▶ Task to complete
Reproduce every line of the listing below without any alteration.

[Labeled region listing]
________________

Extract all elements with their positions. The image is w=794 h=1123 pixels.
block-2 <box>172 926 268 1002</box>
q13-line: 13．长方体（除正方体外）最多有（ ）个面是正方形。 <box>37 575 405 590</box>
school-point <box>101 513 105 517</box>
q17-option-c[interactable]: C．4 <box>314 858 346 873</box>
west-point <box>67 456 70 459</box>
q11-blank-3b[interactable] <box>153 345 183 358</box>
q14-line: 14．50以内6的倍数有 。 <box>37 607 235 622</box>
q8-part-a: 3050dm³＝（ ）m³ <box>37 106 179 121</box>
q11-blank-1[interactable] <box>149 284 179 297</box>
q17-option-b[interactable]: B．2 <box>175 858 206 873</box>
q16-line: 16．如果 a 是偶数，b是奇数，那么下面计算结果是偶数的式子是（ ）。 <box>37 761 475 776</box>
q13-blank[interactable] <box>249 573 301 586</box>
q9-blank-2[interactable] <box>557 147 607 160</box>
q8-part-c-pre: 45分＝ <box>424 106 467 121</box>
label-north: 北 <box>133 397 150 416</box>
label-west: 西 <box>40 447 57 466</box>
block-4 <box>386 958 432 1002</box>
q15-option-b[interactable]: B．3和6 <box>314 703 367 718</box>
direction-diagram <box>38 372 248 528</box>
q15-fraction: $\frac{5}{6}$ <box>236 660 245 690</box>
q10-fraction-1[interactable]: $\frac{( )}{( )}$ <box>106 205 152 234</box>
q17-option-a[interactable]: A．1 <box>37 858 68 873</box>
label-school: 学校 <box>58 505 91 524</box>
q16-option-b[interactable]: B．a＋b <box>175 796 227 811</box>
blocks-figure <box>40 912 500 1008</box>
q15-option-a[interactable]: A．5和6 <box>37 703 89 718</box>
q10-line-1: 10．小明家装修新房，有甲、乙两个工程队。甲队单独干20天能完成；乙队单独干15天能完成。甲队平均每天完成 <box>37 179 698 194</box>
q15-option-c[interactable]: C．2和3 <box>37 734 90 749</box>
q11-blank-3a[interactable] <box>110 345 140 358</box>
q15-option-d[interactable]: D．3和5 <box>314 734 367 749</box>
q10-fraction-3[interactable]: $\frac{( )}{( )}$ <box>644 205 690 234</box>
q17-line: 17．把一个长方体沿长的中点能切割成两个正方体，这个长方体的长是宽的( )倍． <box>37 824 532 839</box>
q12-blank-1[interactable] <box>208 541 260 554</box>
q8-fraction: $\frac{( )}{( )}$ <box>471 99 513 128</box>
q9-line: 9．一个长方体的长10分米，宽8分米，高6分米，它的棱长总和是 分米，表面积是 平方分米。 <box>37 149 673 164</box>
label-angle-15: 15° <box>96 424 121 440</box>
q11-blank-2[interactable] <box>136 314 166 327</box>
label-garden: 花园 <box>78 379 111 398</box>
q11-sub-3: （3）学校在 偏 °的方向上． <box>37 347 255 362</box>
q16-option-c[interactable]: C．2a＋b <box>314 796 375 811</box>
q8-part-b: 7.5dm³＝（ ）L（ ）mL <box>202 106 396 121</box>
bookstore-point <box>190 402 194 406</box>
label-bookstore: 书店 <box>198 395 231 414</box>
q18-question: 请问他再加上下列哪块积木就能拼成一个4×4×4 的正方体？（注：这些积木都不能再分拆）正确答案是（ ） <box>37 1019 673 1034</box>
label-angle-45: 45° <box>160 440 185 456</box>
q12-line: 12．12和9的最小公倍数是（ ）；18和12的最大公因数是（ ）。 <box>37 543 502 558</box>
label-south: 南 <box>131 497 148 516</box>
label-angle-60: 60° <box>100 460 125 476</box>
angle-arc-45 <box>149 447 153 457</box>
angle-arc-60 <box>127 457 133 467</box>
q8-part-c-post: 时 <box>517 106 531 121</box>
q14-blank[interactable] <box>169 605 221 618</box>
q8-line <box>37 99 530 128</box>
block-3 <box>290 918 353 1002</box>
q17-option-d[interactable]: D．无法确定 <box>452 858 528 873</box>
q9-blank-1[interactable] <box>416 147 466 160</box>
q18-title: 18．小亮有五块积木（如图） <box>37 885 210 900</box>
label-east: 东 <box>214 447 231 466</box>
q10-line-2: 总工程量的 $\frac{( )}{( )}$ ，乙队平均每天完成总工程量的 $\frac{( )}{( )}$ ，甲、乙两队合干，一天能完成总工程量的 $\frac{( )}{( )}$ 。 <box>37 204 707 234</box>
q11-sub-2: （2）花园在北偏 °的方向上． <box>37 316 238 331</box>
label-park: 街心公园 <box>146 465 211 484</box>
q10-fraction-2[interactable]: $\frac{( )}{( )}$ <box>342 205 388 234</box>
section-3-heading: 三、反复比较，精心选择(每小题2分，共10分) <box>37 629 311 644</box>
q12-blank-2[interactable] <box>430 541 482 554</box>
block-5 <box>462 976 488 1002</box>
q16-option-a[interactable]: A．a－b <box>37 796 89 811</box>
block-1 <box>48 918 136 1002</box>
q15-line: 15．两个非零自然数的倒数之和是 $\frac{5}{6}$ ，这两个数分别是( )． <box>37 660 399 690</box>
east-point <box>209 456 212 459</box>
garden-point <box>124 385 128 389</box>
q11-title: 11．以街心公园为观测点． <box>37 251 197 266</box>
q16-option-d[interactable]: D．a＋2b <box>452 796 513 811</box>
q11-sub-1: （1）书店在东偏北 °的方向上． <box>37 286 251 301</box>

________________

▶ Full answer
Extract all elements with their positions. The image is w=794 h=1123 pixels.
block-2 <box>172 926 268 1002</box>
q13-line: 13．长方体（除正方体外）最多有（ ）个面是正方形。 <box>37 575 405 590</box>
school-point <box>101 513 105 517</box>
q17-option-c[interactable]: C．4 <box>314 858 346 873</box>
west-point <box>67 456 70 459</box>
q11-blank-3b[interactable] <box>153 345 183 358</box>
q14-line: 14．50以内6的倍数有 。 <box>37 607 235 622</box>
q8-part-a: 3050dm³＝（ ）m³ <box>37 106 179 121</box>
q11-blank-1[interactable] <box>149 284 179 297</box>
q17-option-b[interactable]: B．2 <box>175 858 206 873</box>
q16-line: 16．如果 a 是偶数，b是奇数，那么下面计算结果是偶数的式子是（ ）。 <box>37 761 475 776</box>
q13-blank[interactable] <box>249 573 301 586</box>
q9-blank-2[interactable] <box>557 147 607 160</box>
q8-part-c-pre: 45分＝ <box>424 106 467 121</box>
label-north: 北 <box>133 397 150 416</box>
label-west: 西 <box>40 447 57 466</box>
block-4 <box>386 958 432 1002</box>
q15-option-b[interactable]: B．3和6 <box>314 703 367 718</box>
direction-diagram <box>38 372 248 528</box>
q15-fraction: $\frac{5}{6}$ <box>236 660 245 690</box>
q10-fraction-1[interactable]: $\frac{( )}{( )}$ <box>106 205 152 234</box>
q17-option-a[interactable]: A．1 <box>37 858 68 873</box>
label-school: 学校 <box>58 505 91 524</box>
q16-option-b[interactable]: B．a＋b <box>175 796 227 811</box>
blocks-figure <box>40 912 500 1008</box>
q15-option-a[interactable]: A．5和6 <box>37 703 89 718</box>
q10-line-1: 10．小明家装修新房，有甲、乙两个工程队。甲队单独干20天能完成；乙队单独干15天能完成。甲队平均每天完成 <box>37 179 698 194</box>
q15-option-c[interactable]: C．2和3 <box>37 734 90 749</box>
q11-blank-3a[interactable] <box>110 345 140 358</box>
q15-option-d[interactable]: D．3和5 <box>314 734 367 749</box>
q10-fraction-3[interactable]: $\frac{( )}{( )}$ <box>644 205 690 234</box>
q17-line: 17．把一个长方体沿长的中点能切割成两个正方体，这个长方体的长是宽的( )倍． <box>37 824 532 839</box>
q12-blank-1[interactable] <box>208 541 260 554</box>
q8-fraction: $\frac{( )}{( )}$ <box>471 99 513 128</box>
q9-line: 9．一个长方体的长10分米，宽8分米，高6分米，它的棱长总和是 分米，表面积是 平方分米。 <box>37 149 673 164</box>
label-angle-15: 15° <box>96 424 121 440</box>
q11-blank-2[interactable] <box>136 314 166 327</box>
label-garden: 花园 <box>78 379 111 398</box>
q11-sub-3: （3）学校在 偏 °的方向上． <box>37 347 255 362</box>
q16-option-c[interactable]: C．2a＋b <box>314 796 375 811</box>
q8-part-b: 7.5dm³＝（ ）L（ ）mL <box>202 106 396 121</box>
bookstore-point <box>190 402 194 406</box>
label-bookstore: 书店 <box>198 395 231 414</box>
q18-question: 请问他再加上下列哪块积木就能拼成一个4×4×4 的正方体？（注：这些积木都不能再分拆）正确答案是（ ） <box>37 1019 673 1034</box>
label-angle-45: 45° <box>160 440 185 456</box>
q12-line: 12．12和9的最小公倍数是（ ）；18和12的最大公因数是（ ）。 <box>37 543 502 558</box>
label-south: 南 <box>131 497 148 516</box>
label-angle-60: 60° <box>100 460 125 476</box>
angle-arc-45 <box>149 447 153 457</box>
angle-arc-60 <box>127 457 133 467</box>
q8-part-c-post: 时 <box>517 106 531 121</box>
q14-blank[interactable] <box>169 605 221 618</box>
q8-line <box>37 99 530 128</box>
block-3 <box>290 918 353 1002</box>
q17-option-d[interactable]: D．无法确定 <box>452 858 528 873</box>
q9-blank-1[interactable] <box>416 147 466 160</box>
q18-title: 18．小亮有五块积木（如图） <box>37 885 210 900</box>
label-east: 东 <box>214 447 231 466</box>
q10-line-2: 总工程量的 $\frac{( )}{( )}$ ，乙队平均每天完成总工程量的 $\frac{( )}{( )}$ ，甲、乙两队合干，一天能完成总工程量的 $\frac{( )}{( )}$ 。 <box>37 204 707 234</box>
q11-sub-2: （2）花园在北偏 °的方向上． <box>37 316 238 331</box>
label-park: 街心公园 <box>146 465 211 484</box>
q10-fraction-2[interactable]: $\frac{( )}{( )}$ <box>342 205 388 234</box>
section-3-heading: 三、反复比较，精心选择(每小题2分，共10分) <box>37 629 311 644</box>
q12-blank-2[interactable] <box>430 541 482 554</box>
block-5 <box>462 976 488 1002</box>
q16-option-a[interactable]: A．a－b <box>37 796 89 811</box>
block-1 <box>48 918 136 1002</box>
q15-line: 15．两个非零自然数的倒数之和是 $\frac{5}{6}$ ，这两个数分别是( )． <box>37 660 399 690</box>
east-point <box>209 456 212 459</box>
garden-point <box>124 385 128 389</box>
q11-title: 11．以街心公园为观测点． <box>37 251 197 266</box>
q16-option-d[interactable]: D．a＋2b <box>452 796 513 811</box>
q11-sub-1: （1）书店在东偏北 °的方向上． <box>37 286 251 301</box>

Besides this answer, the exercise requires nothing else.